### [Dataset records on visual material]

= = = = = = =

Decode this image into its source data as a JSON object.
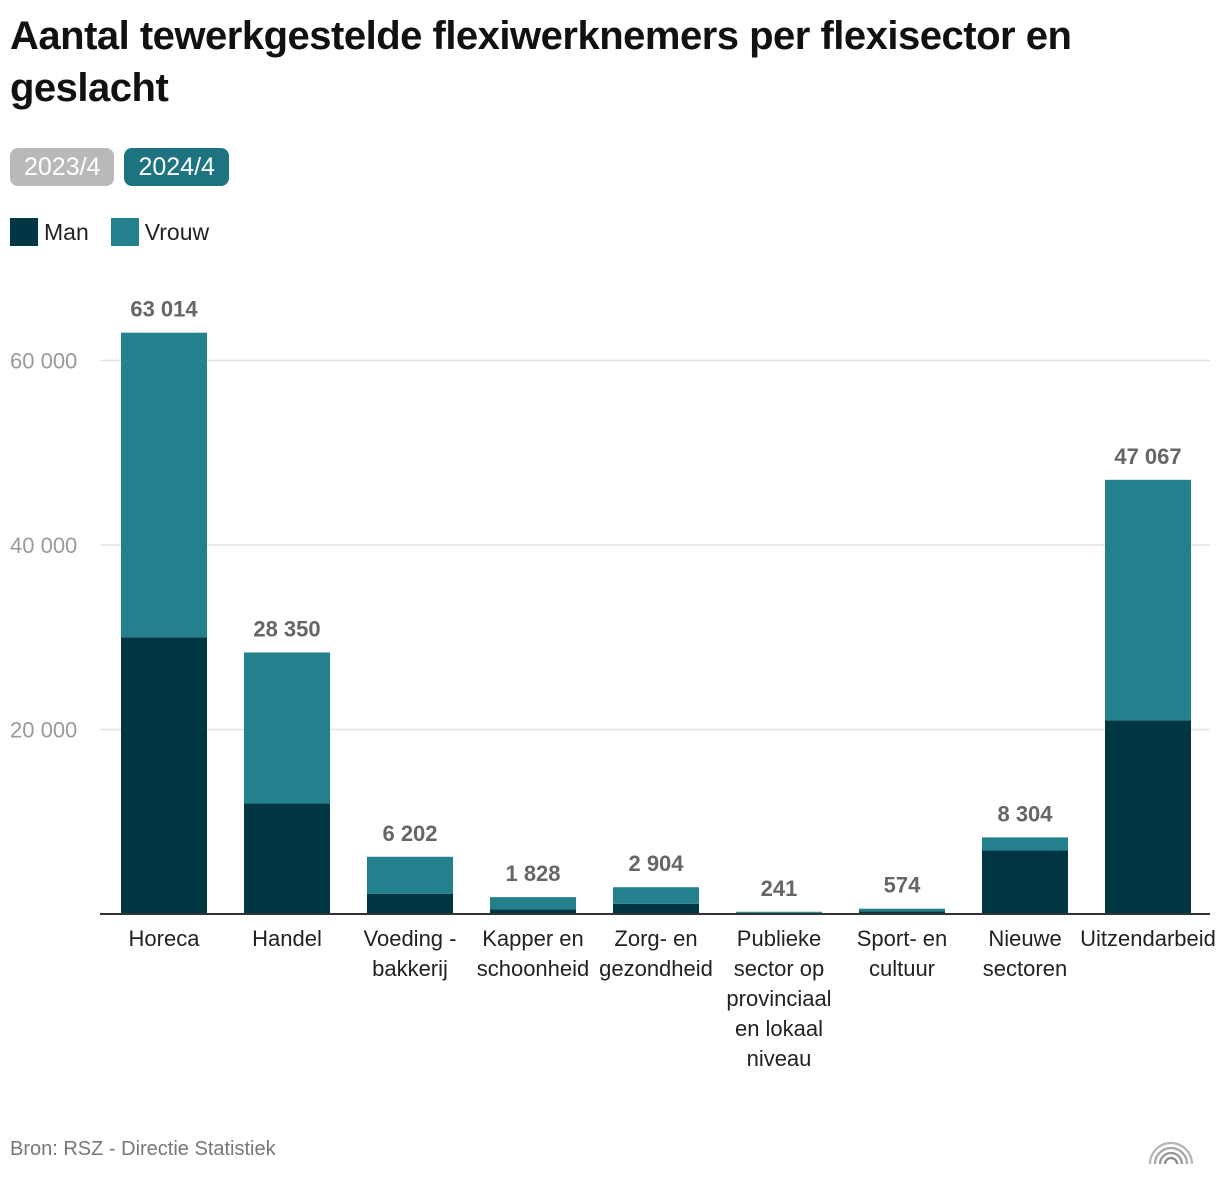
{
  "title": "Aantal tewerkgestelde flexiwerknemers per flexisector en geslacht",
  "tabs": [
    {
      "label": "2023/4",
      "active": false
    },
    {
      "label": "2024/4",
      "active": true
    }
  ],
  "colors": {
    "man": "#003641",
    "vrouw": "#23808d",
    "tab_active": "#1d7380",
    "tab_inactive": "#b9b9b9"
  },
  "source": "Bron: RSZ - Directie Statistiek",
  "logo_icon": "arcs-logo-icon",
  "chart_data": {
    "type": "bar",
    "stacked": true,
    "categories": [
      [
        "Horeca"
      ],
      [
        "Handel"
      ],
      [
        "Voeding -",
        "bakkerij"
      ],
      [
        "Kapper en",
        "schoonheid"
      ],
      [
        "Zorg- en",
        "gezondheid"
      ],
      [
        "Publieke",
        "sector op",
        "provinciaal",
        "en lokaal",
        "niveau"
      ],
      [
        "Sport- en",
        "cultuur"
      ],
      [
        "Nieuwe",
        "sectoren"
      ],
      [
        "Uitzendarbeid"
      ]
    ],
    "series": [
      {
        "name": "Man",
        "values": [
          30000,
          12000,
          2200,
          500,
          1100,
          120,
          280,
          6900,
          21000
        ]
      },
      {
        "name": "Vrouw",
        "values": [
          33014,
          16350,
          4002,
          1328,
          1804,
          121,
          294,
          1404,
          26067
        ]
      }
    ],
    "totals": [
      63014,
      28350,
      6202,
      1828,
      2904,
      241,
      574,
      8304,
      47067
    ],
    "total_labels": [
      "63 014",
      "28 350",
      "6 202",
      "1 828",
      "2 904",
      "241",
      "574",
      "8 304",
      "47 067"
    ],
    "y_ticks": [
      20000,
      40000,
      60000
    ],
    "y_tick_labels": [
      "20 000",
      "40 000",
      "60 000"
    ],
    "ylim": [
      0,
      60000
    ],
    "grid": true,
    "legend_position": "top-left"
  }
}
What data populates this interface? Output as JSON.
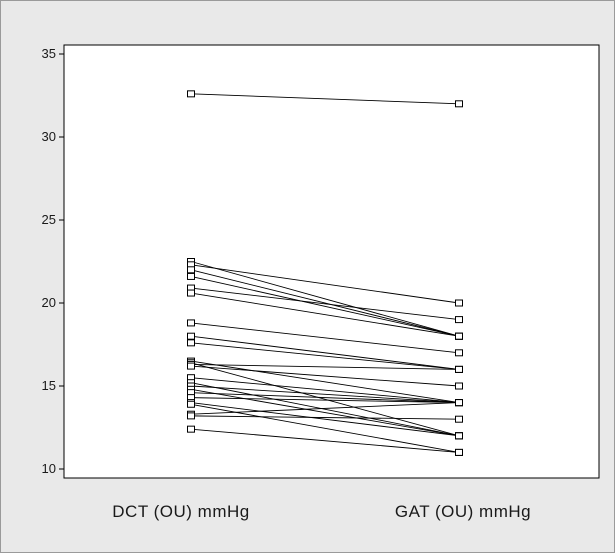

= = = = = = =

### [Stated exercise]
Pictures in the records must not appear in the copy; transcribe everything else precisely.

### [Correct result]
Decode this image into its source data as a JSON object.
{
  "title": "Aantal tewerkgestelde flexiwerknemers per flexisector en geslacht",
  "tabs": [
    {
      "label": "2023/4",
      "active": false
    },
    {
      "label": "2024/4",
      "active": true
    }
  ],
  "colors": {
    "man": "#003641",
    "vrouw": "#23808d",
    "tab_active": "#1d7380",
    "tab_inactive": "#b9b9b9"
  },
  "source": "Bron: RSZ - Directie Statistiek",
  "logo_icon": "arcs-logo-icon",
  "chart_data": {
    "type": "bar",
    "stacked": true,
    "categories": [
      [
        "Horeca"
      ],
      [
        "Handel"
      ],
      [
        "Voeding -",
        "bakkerij"
      ],
      [
        "Kapper en",
        "schoonheid"
      ],
      [
        "Zorg- en",
        "gezondheid"
      ],
      [
        "Publieke",
        "sector op",
        "provinciaal",
        "en lokaal",
        "niveau"
      ],
      [
        "Sport- en",
        "cultuur"
      ],
      [
        "Nieuwe",
        "sectoren"
      ],
      [
        "Uitzendarbeid"
      ]
    ],
    "series": [
      {
        "name": "Man",
        "values": [
          30000,
          12000,
          2200,
          500,
          1100,
          120,
          280,
          6900,
          21000
        ]
      },
      {
        "name": "Vrouw",
        "values": [
          33014,
          16350,
          4002,
          1328,
          1804,
          121,
          294,
          1404,
          26067
        ]
      }
    ],
    "totals": [
      63014,
      28350,
      6202,
      1828,
      2904,
      241,
      574,
      8304,
      47067
    ],
    "total_labels": [
      "63 014",
      "28 350",
      "6 202",
      "1 828",
      "2 904",
      "241",
      "574",
      "8 304",
      "47 067"
    ],
    "y_ticks": [
      20000,
      40000,
      60000
    ],
    "y_tick_labels": [
      "20 000",
      "40 000",
      "60 000"
    ],
    "ylim": [
      0,
      60000
    ],
    "grid": true,
    "legend_position": "top-left"
  }
}
What data populates this interface? Output as JSON.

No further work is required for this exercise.